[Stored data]

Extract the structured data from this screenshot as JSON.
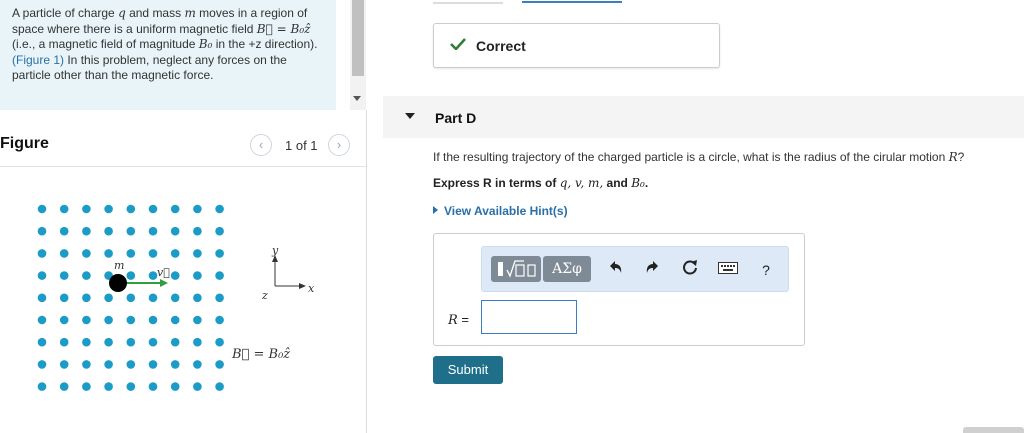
{
  "problem": {
    "s1": "A particle of charge ",
    "q": "q",
    "s2": " and mass ",
    "mass": "m",
    "s3": " moves in a region of space where there is a uniform magnetic field ",
    "field_eq": "B⃗ = B₀ẑ",
    "s4": " (i.e., a magnetic field of magnitude ",
    "b0": "B₀",
    "s5": " in the +z direction). ",
    "figure_link": "(Figure 1)",
    "s6": " In this problem, neglect any forces on the particle other than the magnetic force."
  },
  "figure": {
    "title": "Figure",
    "pager_label": "1 of 1",
    "prev_icon": "chevron-left-icon",
    "next_icon": "chevron-right-icon",
    "particle_label": "m",
    "velocity_label": "v⃗",
    "axis_y": "y",
    "axis_x": "x",
    "axis_z": "z",
    "field_label": "B⃗ = B₀ẑ",
    "dot_color": "#1d9bc7",
    "particle_color": "#000000",
    "velocity_color": "#2e9e3e"
  },
  "status": {
    "label": "Correct",
    "icon": "check-icon",
    "color": "#2e7d32"
  },
  "part": {
    "label": "Part D",
    "question_before": "If the resulting trajectory of the charged particle is a circle, what is the radius of the cirular motion ",
    "question_var": "R",
    "question_after": "?",
    "instruction_before": "Express R in terms of ",
    "instr_vars": "q, v, m,",
    "instruction_and": " and ",
    "instr_b0": "B₀",
    "instruction_end": ".",
    "hints_label": "View Available Hint(s)"
  },
  "answer": {
    "toolbar": {
      "templates_icon": "templates-icon",
      "greek_label": "ΑΣφ",
      "undo_icon": "undo-icon",
      "redo_icon": "redo-icon",
      "reset_icon": "reset-icon",
      "keyboard_icon": "keyboard-icon",
      "help_label": "?"
    },
    "variable": "R",
    "equals": " =",
    "value": ""
  },
  "submit_label": "Submit",
  "colors": {
    "accent": "#1f6f8b",
    "link": "#2a6fa8",
    "problem_bg": "#e8f4f8",
    "toolbar_bg": "#dde9f6"
  }
}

## GIVEN TASK:
Pictures are to be left out; all else in the entries above is to be quoted exactly.

## RESULT:
Extract the structured data from this screenshot as JSON.
{
  "problem": {
    "s1": "A particle of charge ",
    "q": "q",
    "s2": " and mass ",
    "mass": "m",
    "s3": " moves in a region of space where there is a uniform magnetic field ",
    "field_eq": "B⃗ = B₀ẑ",
    "s4": " (i.e., a magnetic field of magnitude ",
    "b0": "B₀",
    "s5": " in the +z direction). ",
    "figure_link": "(Figure 1)",
    "s6": " In this problem, neglect any forces on the particle other than the magnetic force."
  },
  "figure": {
    "title": "Figure",
    "pager_label": "1 of 1",
    "prev_icon": "chevron-left-icon",
    "next_icon": "chevron-right-icon",
    "particle_label": "m",
    "velocity_label": "v⃗",
    "axis_y": "y",
    "axis_x": "x",
    "axis_z": "z",
    "field_label": "B⃗ = B₀ẑ",
    "dot_color": "#1d9bc7",
    "particle_color": "#000000",
    "velocity_color": "#2e9e3e"
  },
  "status": {
    "label": "Correct",
    "icon": "check-icon",
    "color": "#2e7d32"
  },
  "part": {
    "label": "Part D",
    "question_before": "If the resulting trajectory of the charged particle is a circle, what is the radius of the cirular motion ",
    "question_var": "R",
    "question_after": "?",
    "instruction_before": "Express R in terms of ",
    "instr_vars": "q, v, m,",
    "instruction_and": " and ",
    "instr_b0": "B₀",
    "instruction_end": ".",
    "hints_label": "View Available Hint(s)"
  },
  "answer": {
    "toolbar": {
      "templates_icon": "templates-icon",
      "greek_label": "ΑΣφ",
      "undo_icon": "undo-icon",
      "redo_icon": "redo-icon",
      "reset_icon": "reset-icon",
      "keyboard_icon": "keyboard-icon",
      "help_label": "?"
    },
    "variable": "R",
    "equals": " =",
    "value": ""
  },
  "submit_label": "Submit",
  "colors": {
    "accent": "#1f6f8b",
    "link": "#2a6fa8",
    "problem_bg": "#e8f4f8",
    "toolbar_bg": "#dde9f6"
  }
}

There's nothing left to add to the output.